■ What this task involves
Extract all lines in the data that contain the word "name".

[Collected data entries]
□ □ □
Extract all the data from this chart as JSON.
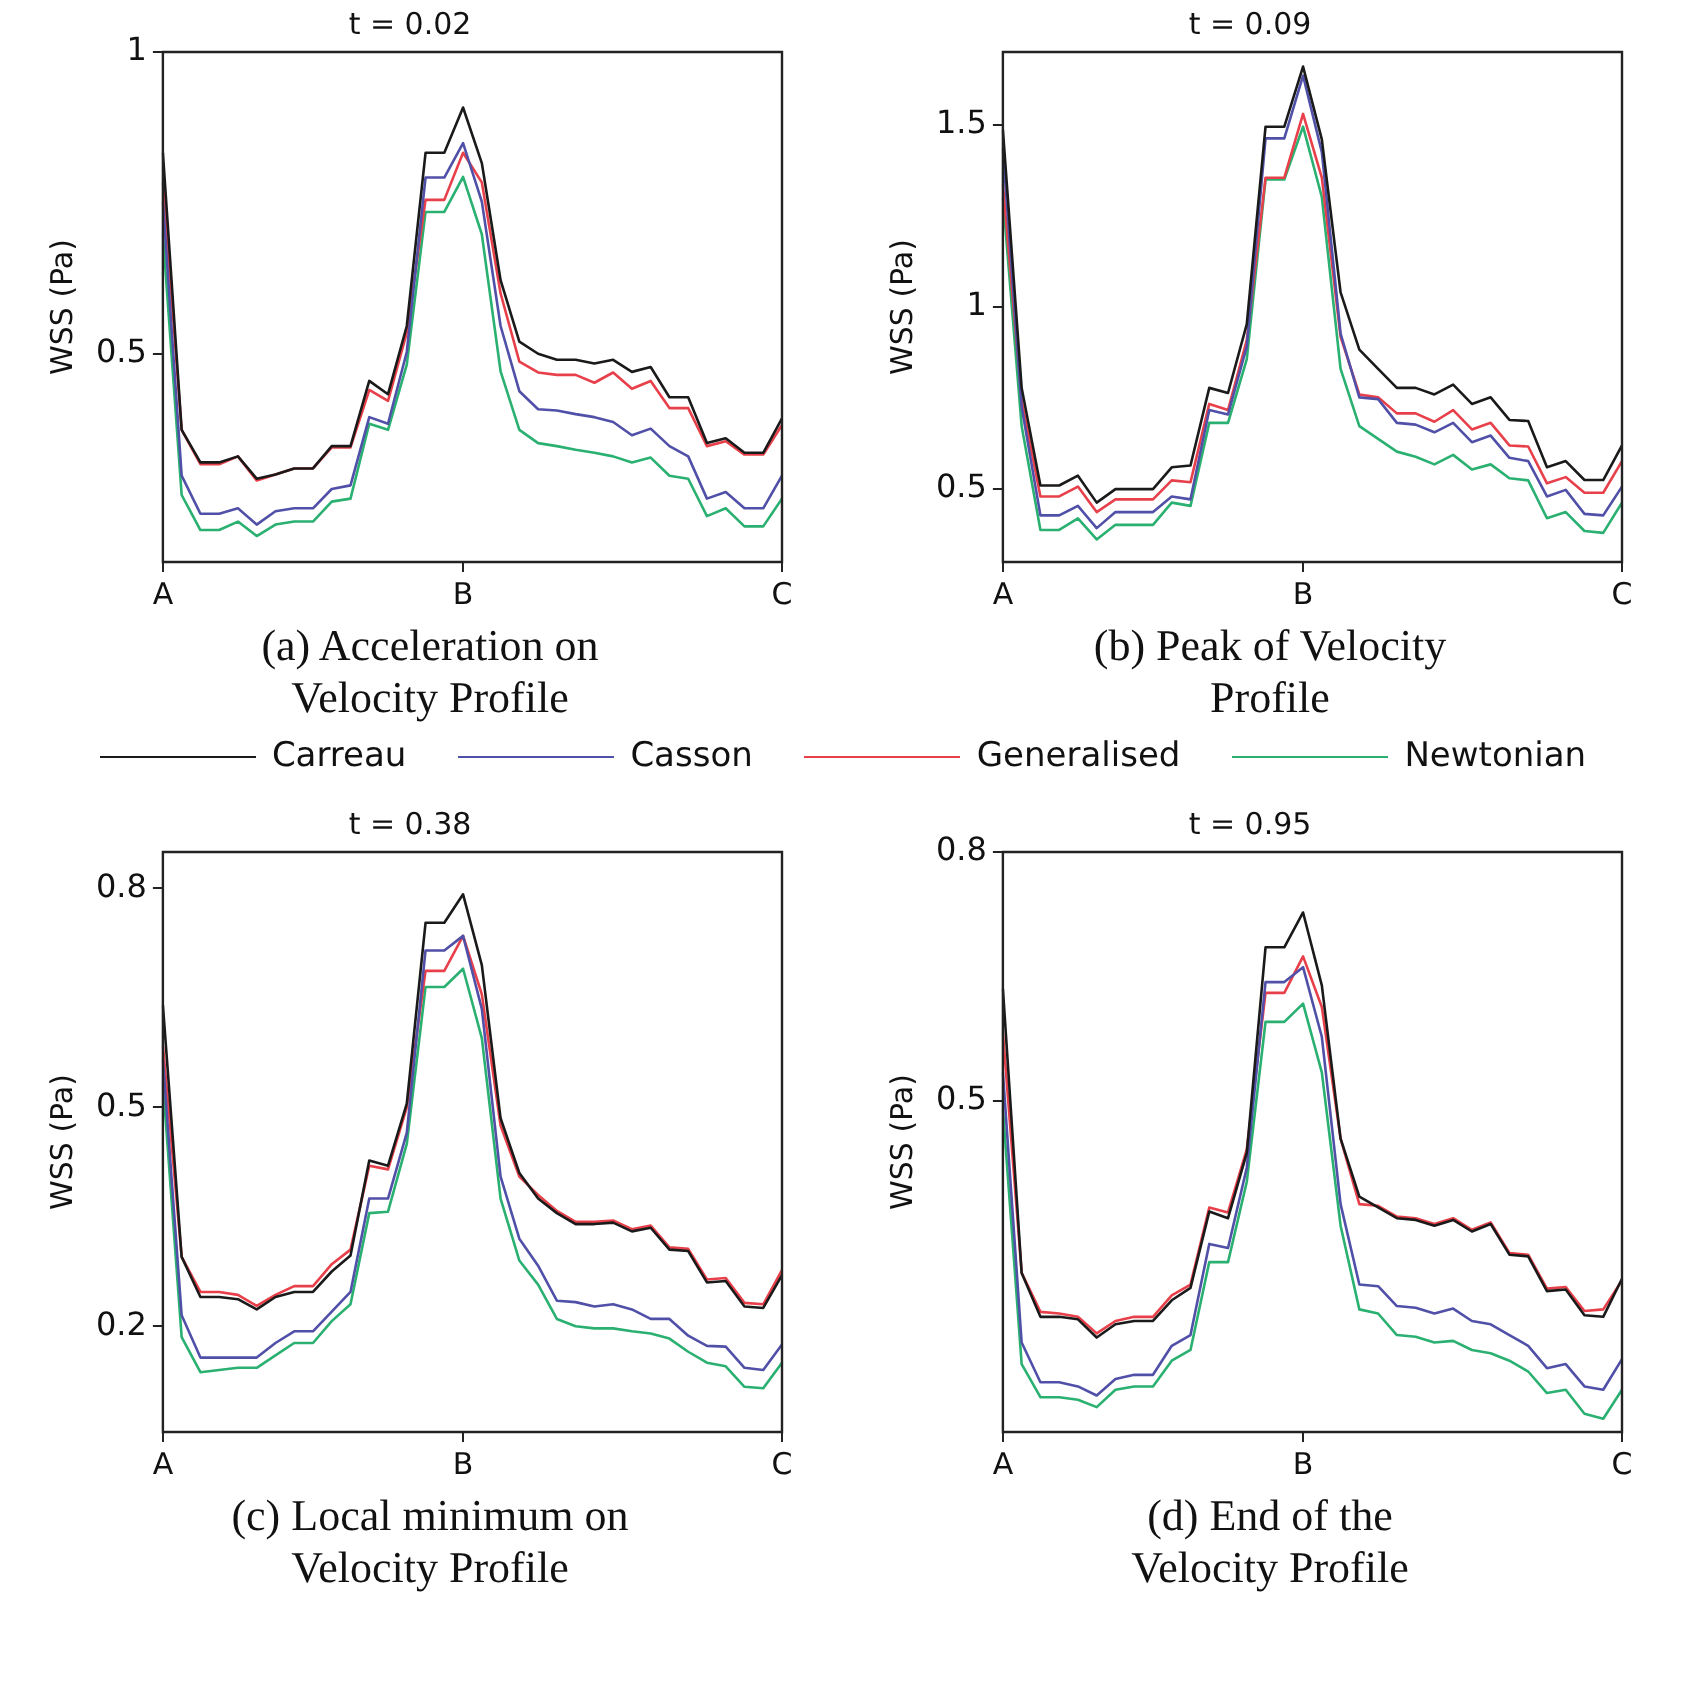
{
  "chart_data": [
    {
      "type": "line",
      "title": "t = 0.02",
      "ylabel": "WSS (Pa)",
      "annotations": [
        "(a) Acceleration on\nVelocity Profile"
      ],
      "legend": "bottom",
      "ylim": [
        0.155,
        1
      ],
      "yticks": [
        0.5,
        1
      ],
      "categories": [
        "A",
        null,
        null,
        null,
        null,
        null,
        null,
        null,
        null,
        null,
        null,
        null,
        null,
        null,
        null,
        null,
        "B",
        null,
        null,
        null,
        null,
        null,
        null,
        null,
        null,
        null,
        null,
        null,
        null,
        null,
        null,
        null,
        null,
        "C"
      ],
      "series": [
        {
          "name": "Carreau",
          "color": "#1a1a1a",
          "values": [
            0.833,
            0.374,
            0.32,
            0.32,
            0.33,
            0.293,
            0.3,
            0.31,
            0.31,
            0.347,
            0.347,
            0.455,
            0.433,
            0.546,
            0.833,
            0.833,
            0.908,
            0.816,
            0.622,
            0.52,
            0.5,
            0.49,
            0.49,
            0.484,
            0.49,
            0.47,
            0.478,
            0.428,
            0.428,
            0.352,
            0.36,
            0.336,
            0.336,
            0.393
          ]
        },
        {
          "name": "Casson",
          "color": "#5050a8",
          "values": [
            0.752,
            0.298,
            0.235,
            0.235,
            0.244,
            0.217,
            0.239,
            0.244,
            0.244,
            0.276,
            0.282,
            0.395,
            0.384,
            0.503,
            0.792,
            0.792,
            0.849,
            0.752,
            0.546,
            0.438,
            0.408,
            0.406,
            0.4,
            0.395,
            0.387,
            0.365,
            0.376,
            0.347,
            0.33,
            0.26,
            0.271,
            0.244,
            0.244,
            0.298
          ]
        },
        {
          "name": "Generalised",
          "color": "#e8404a",
          "values": [
            0.784,
            0.374,
            0.317,
            0.317,
            0.33,
            0.29,
            0.3,
            0.31,
            0.31,
            0.345,
            0.345,
            0.44,
            0.422,
            0.535,
            0.755,
            0.755,
            0.833,
            0.784,
            0.6,
            0.487,
            0.469,
            0.465,
            0.465,
            0.452,
            0.469,
            0.442,
            0.455,
            0.41,
            0.41,
            0.347,
            0.355,
            0.333,
            0.333,
            0.382
          ]
        },
        {
          "name": "Newtonian",
          "color": "#2ab070",
          "values": [
            0.698,
            0.266,
            0.208,
            0.208,
            0.222,
            0.198,
            0.217,
            0.222,
            0.222,
            0.255,
            0.26,
            0.384,
            0.374,
            0.482,
            0.735,
            0.735,
            0.793,
            0.698,
            0.471,
            0.374,
            0.352,
            0.347,
            0.341,
            0.336,
            0.33,
            0.32,
            0.328,
            0.298,
            0.293,
            0.231,
            0.244,
            0.214,
            0.214,
            0.26
          ]
        }
      ]
    },
    {
      "type": "line",
      "title": "t = 0.09",
      "ylabel": "WSS (Pa)",
      "annotations": [
        "(b) Peak of Velocity\nProfile"
      ],
      "ylim": [
        0.3,
        1.7
      ],
      "yticks": [
        0.5,
        1,
        1.5
      ],
      "categories": [
        "A",
        null,
        null,
        null,
        null,
        null,
        null,
        null,
        null,
        null,
        null,
        null,
        null,
        null,
        null,
        null,
        "B",
        null,
        null,
        null,
        null,
        null,
        null,
        null,
        null,
        null,
        null,
        null,
        null,
        null,
        null,
        null,
        null,
        "C"
      ],
      "series": [
        {
          "color": "#1a1a1a",
          "values": [
            1.486,
            0.778,
            0.51,
            0.51,
            0.537,
            0.463,
            0.5,
            0.5,
            0.5,
            0.56,
            0.565,
            0.778,
            0.764,
            0.953,
            1.495,
            1.495,
            1.66,
            1.46,
            1.04,
            0.883,
            0.83,
            0.778,
            0.778,
            0.76,
            0.787,
            0.734,
            0.752,
            0.69,
            0.687,
            0.56,
            0.577,
            0.525,
            0.525,
            0.62
          ]
        },
        {
          "color": "#5050a8",
          "values": [
            1.434,
            0.726,
            0.428,
            0.428,
            0.454,
            0.393,
            0.437,
            0.437,
            0.437,
            0.48,
            0.472,
            0.717,
            0.705,
            0.892,
            1.463,
            1.463,
            1.635,
            1.425,
            0.927,
            0.752,
            0.747,
            0.682,
            0.677,
            0.656,
            0.682,
            0.629,
            0.647,
            0.586,
            0.577,
            0.48,
            0.498,
            0.432,
            0.428,
            0.507
          ]
        },
        {
          "color": "#e8404a",
          "values": [
            1.337,
            0.743,
            0.48,
            0.48,
            0.507,
            0.437,
            0.472,
            0.472,
            0.472,
            0.524,
            0.519,
            0.734,
            0.717,
            0.909,
            1.355,
            1.355,
            1.53,
            1.355,
            0.918,
            0.76,
            0.752,
            0.708,
            0.708,
            0.685,
            0.717,
            0.664,
            0.682,
            0.62,
            0.617,
            0.516,
            0.533,
            0.49,
            0.49,
            0.577
          ]
        },
        {
          "color": "#2ab070",
          "values": [
            1.302,
            0.673,
            0.388,
            0.388,
            0.42,
            0.362,
            0.402,
            0.402,
            0.402,
            0.463,
            0.454,
            0.682,
            0.682,
            0.857,
            1.35,
            1.35,
            1.495,
            1.302,
            0.83,
            0.673,
            0.638,
            0.603,
            0.589,
            0.568,
            0.594,
            0.554,
            0.568,
            0.53,
            0.524,
            0.42,
            0.437,
            0.385,
            0.38,
            0.463
          ]
        }
      ]
    },
    {
      "type": "line",
      "title": "t = 0.38",
      "ylabel": "WSS (Pa)",
      "annotations": [
        "(c) Local minimum on\nVelocity Profile"
      ],
      "ylim": [
        0.055,
        0.85
      ],
      "yticks": [
        0.2,
        0.5,
        0.8
      ],
      "categories": [
        "A",
        null,
        null,
        null,
        null,
        null,
        null,
        null,
        null,
        null,
        null,
        null,
        null,
        null,
        null,
        null,
        "B",
        null,
        null,
        null,
        null,
        null,
        null,
        null,
        null,
        null,
        null,
        null,
        null,
        null,
        null,
        null,
        null,
        "C"
      ],
      "series": [
        {
          "color": "#1a1a1a",
          "values": [
            0.64,
            0.295,
            0.24,
            0.24,
            0.237,
            0.223,
            0.24,
            0.247,
            0.247,
            0.275,
            0.297,
            0.427,
            0.42,
            0.505,
            0.753,
            0.753,
            0.792,
            0.695,
            0.485,
            0.41,
            0.375,
            0.355,
            0.34,
            0.34,
            0.342,
            0.33,
            0.335,
            0.305,
            0.303,
            0.26,
            0.262,
            0.227,
            0.225,
            0.27
          ]
        },
        {
          "color": "#5050a8",
          "values": [
            0.565,
            0.215,
            0.157,
            0.157,
            0.157,
            0.157,
            0.177,
            0.193,
            0.193,
            0.22,
            0.247,
            0.375,
            0.375,
            0.465,
            0.715,
            0.715,
            0.735,
            0.635,
            0.405,
            0.32,
            0.283,
            0.235,
            0.233,
            0.227,
            0.23,
            0.223,
            0.21,
            0.21,
            0.187,
            0.173,
            0.172,
            0.143,
            0.14,
            0.175
          ]
        },
        {
          "color": "#e8404a",
          "values": [
            0.585,
            0.295,
            0.247,
            0.247,
            0.243,
            0.228,
            0.243,
            0.255,
            0.255,
            0.285,
            0.305,
            0.42,
            0.415,
            0.5,
            0.687,
            0.687,
            0.735,
            0.655,
            0.475,
            0.405,
            0.38,
            0.358,
            0.343,
            0.343,
            0.345,
            0.333,
            0.338,
            0.308,
            0.306,
            0.264,
            0.266,
            0.232,
            0.23,
            0.277
          ]
        },
        {
          "color": "#2ab070",
          "values": [
            0.535,
            0.185,
            0.137,
            0.14,
            0.143,
            0.143,
            0.16,
            0.177,
            0.177,
            0.207,
            0.23,
            0.355,
            0.357,
            0.45,
            0.665,
            0.665,
            0.69,
            0.595,
            0.375,
            0.29,
            0.257,
            0.21,
            0.2,
            0.197,
            0.197,
            0.193,
            0.19,
            0.183,
            0.165,
            0.15,
            0.145,
            0.117,
            0.115,
            0.15
          ]
        }
      ]
    },
    {
      "type": "line",
      "title": "t = 0.95",
      "ylabel": "WSS (Pa)",
      "annotations": [
        "(d) End of the\nVelocity Profile"
      ],
      "ylim": [
        0.1,
        0.8
      ],
      "yticks": [
        0.5,
        0.8
      ],
      "categories": [
        "A",
        null,
        null,
        null,
        null,
        null,
        null,
        null,
        null,
        null,
        null,
        null,
        null,
        null,
        null,
        null,
        "B",
        null,
        null,
        null,
        null,
        null,
        null,
        null,
        null,
        null,
        null,
        null,
        null,
        null,
        null,
        null,
        null,
        "C"
      ],
      "series": [
        {
          "color": "#1a1a1a",
          "values": [
            0.635,
            0.292,
            0.239,
            0.239,
            0.236,
            0.214,
            0.23,
            0.234,
            0.234,
            0.259,
            0.274,
            0.366,
            0.358,
            0.437,
            0.685,
            0.685,
            0.727,
            0.639,
            0.454,
            0.384,
            0.371,
            0.358,
            0.356,
            0.349,
            0.356,
            0.342,
            0.351,
            0.314,
            0.312,
            0.27,
            0.272,
            0.241,
            0.239,
            0.285
          ]
        },
        {
          "color": "#5050a8",
          "values": [
            0.534,
            0.208,
            0.16,
            0.16,
            0.155,
            0.144,
            0.164,
            0.169,
            0.169,
            0.204,
            0.217,
            0.327,
            0.322,
            0.419,
            0.643,
            0.643,
            0.661,
            0.577,
            0.375,
            0.278,
            0.276,
            0.252,
            0.25,
            0.243,
            0.249,
            0.234,
            0.23,
            0.217,
            0.204,
            0.177,
            0.182,
            0.155,
            0.151,
            0.188
          ]
        },
        {
          "color": "#e8404a",
          "values": [
            0.582,
            0.292,
            0.245,
            0.243,
            0.239,
            0.219,
            0.234,
            0.239,
            0.239,
            0.265,
            0.278,
            0.371,
            0.365,
            0.441,
            0.63,
            0.63,
            0.674,
            0.613,
            0.454,
            0.375,
            0.373,
            0.36,
            0.358,
            0.351,
            0.358,
            0.344,
            0.353,
            0.316,
            0.314,
            0.273,
            0.275,
            0.246,
            0.248,
            0.283
          ]
        },
        {
          "color": "#2ab070",
          "values": [
            0.49,
            0.182,
            0.142,
            0.142,
            0.139,
            0.13,
            0.151,
            0.155,
            0.155,
            0.186,
            0.199,
            0.305,
            0.305,
            0.402,
            0.595,
            0.595,
            0.617,
            0.534,
            0.349,
            0.248,
            0.243,
            0.217,
            0.215,
            0.208,
            0.21,
            0.199,
            0.195,
            0.186,
            0.173,
            0.147,
            0.151,
            0.122,
            0.116,
            0.151
          ]
        }
      ]
    }
  ]
}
□ □ □
■ The solution
          "name": "Carreau",
          "name": "Casson",
          "name": "Generalised",
          "name": "Newtonian",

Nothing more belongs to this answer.